START Data
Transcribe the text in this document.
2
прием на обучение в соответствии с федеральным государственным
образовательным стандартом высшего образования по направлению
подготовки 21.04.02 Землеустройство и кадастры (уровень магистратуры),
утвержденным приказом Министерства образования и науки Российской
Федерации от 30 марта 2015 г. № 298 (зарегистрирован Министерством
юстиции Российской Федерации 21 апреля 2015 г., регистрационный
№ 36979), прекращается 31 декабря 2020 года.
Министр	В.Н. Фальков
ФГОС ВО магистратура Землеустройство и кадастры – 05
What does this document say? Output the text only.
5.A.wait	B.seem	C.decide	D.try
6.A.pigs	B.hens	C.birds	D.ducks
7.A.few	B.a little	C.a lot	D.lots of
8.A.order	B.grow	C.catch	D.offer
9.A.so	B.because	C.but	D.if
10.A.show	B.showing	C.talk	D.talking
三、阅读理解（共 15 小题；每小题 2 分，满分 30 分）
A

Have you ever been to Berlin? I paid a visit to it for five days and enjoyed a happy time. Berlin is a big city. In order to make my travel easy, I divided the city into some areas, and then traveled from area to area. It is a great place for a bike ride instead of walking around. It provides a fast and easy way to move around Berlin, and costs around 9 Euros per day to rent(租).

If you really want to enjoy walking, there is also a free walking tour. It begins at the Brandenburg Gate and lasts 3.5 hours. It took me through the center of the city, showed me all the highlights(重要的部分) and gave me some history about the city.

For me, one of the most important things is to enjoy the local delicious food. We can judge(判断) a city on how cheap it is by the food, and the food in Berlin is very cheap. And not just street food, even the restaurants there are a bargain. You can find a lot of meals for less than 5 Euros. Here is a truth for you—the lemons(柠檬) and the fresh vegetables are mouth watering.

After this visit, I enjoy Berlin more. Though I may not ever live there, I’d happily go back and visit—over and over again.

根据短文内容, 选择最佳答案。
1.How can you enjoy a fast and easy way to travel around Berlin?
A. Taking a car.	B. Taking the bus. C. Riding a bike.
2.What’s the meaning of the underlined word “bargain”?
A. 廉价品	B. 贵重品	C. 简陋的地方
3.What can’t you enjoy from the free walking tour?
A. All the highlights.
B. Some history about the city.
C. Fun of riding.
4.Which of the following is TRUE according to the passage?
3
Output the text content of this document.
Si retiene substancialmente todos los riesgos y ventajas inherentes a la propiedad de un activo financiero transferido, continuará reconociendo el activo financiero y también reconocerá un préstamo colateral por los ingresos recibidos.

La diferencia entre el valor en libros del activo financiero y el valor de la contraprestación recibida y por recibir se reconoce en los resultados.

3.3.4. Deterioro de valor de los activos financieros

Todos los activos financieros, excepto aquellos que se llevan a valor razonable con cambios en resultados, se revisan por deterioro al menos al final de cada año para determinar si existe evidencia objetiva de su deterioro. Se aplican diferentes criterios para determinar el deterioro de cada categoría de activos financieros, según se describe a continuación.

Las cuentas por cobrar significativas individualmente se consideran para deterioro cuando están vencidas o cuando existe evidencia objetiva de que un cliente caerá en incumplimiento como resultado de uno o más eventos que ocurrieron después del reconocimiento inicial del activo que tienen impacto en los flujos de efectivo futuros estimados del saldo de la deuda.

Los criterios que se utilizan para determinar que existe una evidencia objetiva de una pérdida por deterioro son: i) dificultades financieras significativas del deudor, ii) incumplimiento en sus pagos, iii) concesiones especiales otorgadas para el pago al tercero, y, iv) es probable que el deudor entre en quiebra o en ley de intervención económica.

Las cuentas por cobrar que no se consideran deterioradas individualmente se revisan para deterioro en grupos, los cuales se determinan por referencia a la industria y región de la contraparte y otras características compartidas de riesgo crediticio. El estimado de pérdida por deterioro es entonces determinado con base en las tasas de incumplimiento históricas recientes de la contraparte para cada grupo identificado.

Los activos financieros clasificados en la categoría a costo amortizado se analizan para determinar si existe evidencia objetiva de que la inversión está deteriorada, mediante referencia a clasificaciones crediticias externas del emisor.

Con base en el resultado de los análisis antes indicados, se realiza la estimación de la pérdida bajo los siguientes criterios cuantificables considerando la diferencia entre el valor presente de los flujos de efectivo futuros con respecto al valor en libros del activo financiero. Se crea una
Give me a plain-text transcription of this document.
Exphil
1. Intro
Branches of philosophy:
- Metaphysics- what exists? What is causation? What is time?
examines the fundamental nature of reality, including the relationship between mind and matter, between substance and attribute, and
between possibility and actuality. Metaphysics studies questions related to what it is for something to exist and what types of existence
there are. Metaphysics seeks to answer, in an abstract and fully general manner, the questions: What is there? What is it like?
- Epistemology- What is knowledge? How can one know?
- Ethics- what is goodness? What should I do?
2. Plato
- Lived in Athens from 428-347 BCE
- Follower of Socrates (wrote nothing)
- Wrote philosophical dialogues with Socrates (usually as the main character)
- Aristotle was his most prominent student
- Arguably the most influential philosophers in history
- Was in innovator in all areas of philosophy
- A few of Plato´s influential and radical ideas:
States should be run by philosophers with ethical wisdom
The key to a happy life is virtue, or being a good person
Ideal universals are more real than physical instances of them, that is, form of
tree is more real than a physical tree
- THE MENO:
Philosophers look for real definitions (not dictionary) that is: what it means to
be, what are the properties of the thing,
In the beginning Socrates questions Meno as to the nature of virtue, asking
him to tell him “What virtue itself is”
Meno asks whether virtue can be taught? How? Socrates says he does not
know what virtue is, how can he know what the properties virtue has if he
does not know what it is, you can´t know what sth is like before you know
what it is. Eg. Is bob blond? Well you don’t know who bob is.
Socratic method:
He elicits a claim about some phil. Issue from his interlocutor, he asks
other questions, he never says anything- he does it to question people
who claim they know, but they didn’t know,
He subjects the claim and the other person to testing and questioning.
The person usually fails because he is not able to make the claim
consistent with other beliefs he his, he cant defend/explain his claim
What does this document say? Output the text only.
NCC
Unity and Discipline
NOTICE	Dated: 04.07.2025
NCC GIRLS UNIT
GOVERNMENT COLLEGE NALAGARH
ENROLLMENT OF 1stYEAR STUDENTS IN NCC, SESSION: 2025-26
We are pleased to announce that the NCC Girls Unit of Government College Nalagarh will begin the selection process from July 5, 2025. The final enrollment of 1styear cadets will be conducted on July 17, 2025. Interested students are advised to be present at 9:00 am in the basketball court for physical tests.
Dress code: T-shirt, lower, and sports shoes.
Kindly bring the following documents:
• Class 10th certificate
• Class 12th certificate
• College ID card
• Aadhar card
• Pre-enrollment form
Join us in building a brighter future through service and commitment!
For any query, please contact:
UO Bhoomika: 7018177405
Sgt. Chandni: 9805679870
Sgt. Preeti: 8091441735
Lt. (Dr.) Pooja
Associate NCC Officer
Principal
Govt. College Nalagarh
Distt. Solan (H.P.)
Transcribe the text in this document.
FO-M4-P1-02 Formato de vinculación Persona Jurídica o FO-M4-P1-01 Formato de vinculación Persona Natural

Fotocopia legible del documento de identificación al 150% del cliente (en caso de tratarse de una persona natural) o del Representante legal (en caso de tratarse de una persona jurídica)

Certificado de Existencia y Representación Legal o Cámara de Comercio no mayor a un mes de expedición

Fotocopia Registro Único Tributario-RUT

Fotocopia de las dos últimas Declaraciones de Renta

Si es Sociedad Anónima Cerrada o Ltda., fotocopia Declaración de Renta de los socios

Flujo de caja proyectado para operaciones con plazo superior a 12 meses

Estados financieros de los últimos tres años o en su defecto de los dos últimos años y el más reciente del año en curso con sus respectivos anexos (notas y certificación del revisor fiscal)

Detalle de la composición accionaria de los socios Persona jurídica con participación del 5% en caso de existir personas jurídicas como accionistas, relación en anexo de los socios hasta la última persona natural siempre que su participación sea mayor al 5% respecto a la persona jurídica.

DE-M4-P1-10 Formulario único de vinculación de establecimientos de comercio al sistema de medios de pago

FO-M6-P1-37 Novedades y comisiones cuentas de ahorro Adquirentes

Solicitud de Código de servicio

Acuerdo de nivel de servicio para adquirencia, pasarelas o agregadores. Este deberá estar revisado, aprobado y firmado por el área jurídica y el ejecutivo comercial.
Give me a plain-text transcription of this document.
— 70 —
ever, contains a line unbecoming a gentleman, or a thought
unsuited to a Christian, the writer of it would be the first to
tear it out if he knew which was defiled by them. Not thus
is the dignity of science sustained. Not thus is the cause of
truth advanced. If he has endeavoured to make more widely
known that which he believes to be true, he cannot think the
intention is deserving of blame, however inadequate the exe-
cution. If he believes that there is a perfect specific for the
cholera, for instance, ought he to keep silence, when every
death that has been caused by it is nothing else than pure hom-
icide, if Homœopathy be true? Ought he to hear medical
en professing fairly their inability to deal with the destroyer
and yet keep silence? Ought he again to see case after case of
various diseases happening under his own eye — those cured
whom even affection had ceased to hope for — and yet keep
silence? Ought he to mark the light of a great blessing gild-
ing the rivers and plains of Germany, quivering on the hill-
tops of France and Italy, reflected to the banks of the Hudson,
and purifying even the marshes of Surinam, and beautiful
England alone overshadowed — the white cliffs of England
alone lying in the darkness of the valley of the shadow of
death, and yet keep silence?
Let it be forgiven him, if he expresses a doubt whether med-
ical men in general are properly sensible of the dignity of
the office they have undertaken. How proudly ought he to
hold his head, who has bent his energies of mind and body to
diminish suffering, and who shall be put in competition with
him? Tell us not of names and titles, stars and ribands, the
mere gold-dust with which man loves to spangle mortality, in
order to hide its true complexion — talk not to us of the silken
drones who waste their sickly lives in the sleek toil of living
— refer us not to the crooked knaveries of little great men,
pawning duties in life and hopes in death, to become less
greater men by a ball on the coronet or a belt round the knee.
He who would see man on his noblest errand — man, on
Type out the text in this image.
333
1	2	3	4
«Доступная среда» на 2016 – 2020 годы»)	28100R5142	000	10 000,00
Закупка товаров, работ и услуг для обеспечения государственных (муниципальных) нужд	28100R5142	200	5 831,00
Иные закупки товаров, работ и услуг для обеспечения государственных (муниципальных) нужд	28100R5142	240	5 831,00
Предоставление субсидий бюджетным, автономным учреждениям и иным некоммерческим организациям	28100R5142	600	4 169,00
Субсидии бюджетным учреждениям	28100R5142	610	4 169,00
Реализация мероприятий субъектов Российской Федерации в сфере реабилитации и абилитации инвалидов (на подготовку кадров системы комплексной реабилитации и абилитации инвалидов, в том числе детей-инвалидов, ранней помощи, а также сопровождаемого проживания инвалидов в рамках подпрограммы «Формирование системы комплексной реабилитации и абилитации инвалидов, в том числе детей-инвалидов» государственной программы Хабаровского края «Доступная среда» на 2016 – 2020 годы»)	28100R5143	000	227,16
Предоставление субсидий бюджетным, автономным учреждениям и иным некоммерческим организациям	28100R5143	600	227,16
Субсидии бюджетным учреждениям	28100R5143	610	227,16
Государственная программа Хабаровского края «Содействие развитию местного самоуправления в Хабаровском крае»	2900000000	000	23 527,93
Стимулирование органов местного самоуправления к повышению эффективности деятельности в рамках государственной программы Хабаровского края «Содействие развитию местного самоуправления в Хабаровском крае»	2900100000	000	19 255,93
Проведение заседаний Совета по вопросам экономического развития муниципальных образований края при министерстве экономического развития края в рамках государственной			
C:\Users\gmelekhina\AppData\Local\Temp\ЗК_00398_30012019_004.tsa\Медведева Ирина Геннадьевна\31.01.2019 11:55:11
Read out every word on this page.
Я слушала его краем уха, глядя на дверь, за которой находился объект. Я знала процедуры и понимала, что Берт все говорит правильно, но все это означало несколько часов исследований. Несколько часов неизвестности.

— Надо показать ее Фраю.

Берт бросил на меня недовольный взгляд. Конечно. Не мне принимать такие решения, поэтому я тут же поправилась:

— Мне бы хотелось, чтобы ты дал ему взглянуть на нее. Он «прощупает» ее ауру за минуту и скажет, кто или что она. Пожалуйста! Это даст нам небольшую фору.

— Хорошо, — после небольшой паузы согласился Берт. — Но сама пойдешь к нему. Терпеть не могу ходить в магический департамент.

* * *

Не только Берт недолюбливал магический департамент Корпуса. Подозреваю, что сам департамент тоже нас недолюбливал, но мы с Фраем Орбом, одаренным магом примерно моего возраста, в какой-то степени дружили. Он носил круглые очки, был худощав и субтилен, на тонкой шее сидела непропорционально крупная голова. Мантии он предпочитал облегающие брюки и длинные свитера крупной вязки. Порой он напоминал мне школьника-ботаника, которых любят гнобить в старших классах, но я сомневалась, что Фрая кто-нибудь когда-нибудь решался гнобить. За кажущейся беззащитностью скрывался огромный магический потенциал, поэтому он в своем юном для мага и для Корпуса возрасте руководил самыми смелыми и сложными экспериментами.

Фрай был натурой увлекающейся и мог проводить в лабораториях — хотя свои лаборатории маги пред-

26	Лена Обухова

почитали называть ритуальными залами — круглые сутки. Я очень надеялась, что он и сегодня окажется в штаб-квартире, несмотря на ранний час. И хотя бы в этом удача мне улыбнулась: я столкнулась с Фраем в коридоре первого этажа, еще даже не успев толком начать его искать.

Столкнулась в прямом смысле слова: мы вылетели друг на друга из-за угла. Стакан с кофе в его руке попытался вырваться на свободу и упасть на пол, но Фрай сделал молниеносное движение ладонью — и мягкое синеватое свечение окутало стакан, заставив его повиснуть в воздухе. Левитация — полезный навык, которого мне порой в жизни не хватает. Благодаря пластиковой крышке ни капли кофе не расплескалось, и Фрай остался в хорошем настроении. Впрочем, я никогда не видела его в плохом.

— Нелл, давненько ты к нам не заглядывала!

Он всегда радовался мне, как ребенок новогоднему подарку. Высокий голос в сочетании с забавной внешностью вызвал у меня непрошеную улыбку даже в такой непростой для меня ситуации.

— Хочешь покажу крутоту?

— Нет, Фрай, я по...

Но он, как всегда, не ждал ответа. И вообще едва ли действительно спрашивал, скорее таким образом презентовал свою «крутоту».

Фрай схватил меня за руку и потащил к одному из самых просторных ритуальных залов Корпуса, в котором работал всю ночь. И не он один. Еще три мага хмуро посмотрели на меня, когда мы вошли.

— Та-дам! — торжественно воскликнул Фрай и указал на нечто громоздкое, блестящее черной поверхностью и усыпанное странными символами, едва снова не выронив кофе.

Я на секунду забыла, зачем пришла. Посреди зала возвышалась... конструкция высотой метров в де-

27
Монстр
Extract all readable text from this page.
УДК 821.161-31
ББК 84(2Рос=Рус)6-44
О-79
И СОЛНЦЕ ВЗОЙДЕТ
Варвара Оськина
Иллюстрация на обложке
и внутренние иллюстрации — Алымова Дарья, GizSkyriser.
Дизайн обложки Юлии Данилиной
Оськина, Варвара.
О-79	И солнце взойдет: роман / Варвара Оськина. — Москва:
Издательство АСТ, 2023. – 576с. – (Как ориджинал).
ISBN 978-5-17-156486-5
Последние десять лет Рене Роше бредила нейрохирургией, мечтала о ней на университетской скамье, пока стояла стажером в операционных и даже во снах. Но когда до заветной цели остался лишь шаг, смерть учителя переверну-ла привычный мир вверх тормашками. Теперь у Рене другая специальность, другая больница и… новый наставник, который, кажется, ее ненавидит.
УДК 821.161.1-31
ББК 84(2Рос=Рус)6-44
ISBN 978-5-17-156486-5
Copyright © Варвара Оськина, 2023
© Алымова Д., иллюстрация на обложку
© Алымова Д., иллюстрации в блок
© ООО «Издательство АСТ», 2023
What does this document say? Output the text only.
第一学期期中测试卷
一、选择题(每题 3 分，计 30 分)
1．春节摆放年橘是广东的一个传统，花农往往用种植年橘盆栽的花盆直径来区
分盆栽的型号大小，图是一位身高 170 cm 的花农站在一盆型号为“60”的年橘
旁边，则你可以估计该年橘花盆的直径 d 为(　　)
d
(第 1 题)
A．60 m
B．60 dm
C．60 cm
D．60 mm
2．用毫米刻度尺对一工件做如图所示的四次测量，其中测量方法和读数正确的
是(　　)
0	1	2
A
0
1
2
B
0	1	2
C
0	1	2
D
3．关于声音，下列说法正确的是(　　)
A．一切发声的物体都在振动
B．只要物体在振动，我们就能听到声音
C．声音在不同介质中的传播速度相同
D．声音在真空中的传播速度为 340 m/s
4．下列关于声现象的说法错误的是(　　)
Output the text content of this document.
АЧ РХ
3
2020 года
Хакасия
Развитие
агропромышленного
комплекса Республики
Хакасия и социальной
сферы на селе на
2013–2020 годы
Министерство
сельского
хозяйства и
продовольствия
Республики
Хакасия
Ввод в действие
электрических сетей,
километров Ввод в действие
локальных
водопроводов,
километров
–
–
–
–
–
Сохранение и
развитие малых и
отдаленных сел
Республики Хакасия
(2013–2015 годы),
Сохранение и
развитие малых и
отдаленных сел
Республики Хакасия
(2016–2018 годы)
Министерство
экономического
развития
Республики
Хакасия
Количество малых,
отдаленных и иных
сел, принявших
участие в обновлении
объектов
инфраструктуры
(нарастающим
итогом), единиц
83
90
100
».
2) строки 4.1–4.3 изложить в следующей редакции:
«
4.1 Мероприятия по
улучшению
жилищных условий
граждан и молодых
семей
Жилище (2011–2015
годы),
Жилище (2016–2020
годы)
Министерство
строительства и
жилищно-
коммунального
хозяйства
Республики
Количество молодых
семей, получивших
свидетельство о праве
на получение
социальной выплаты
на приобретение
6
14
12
END Data
## What you have to do
Sift through the entries and copy every line with "highlights".

## Result of this task
If you really want to enjoy walking, there is also a free walking tour. It begins at the Brandenburg Gate and lasts 3.5 hours. It took me through the center of the city, showed me all the highlights(重要的部分) and gave me some history about the city.
A. All the highlights.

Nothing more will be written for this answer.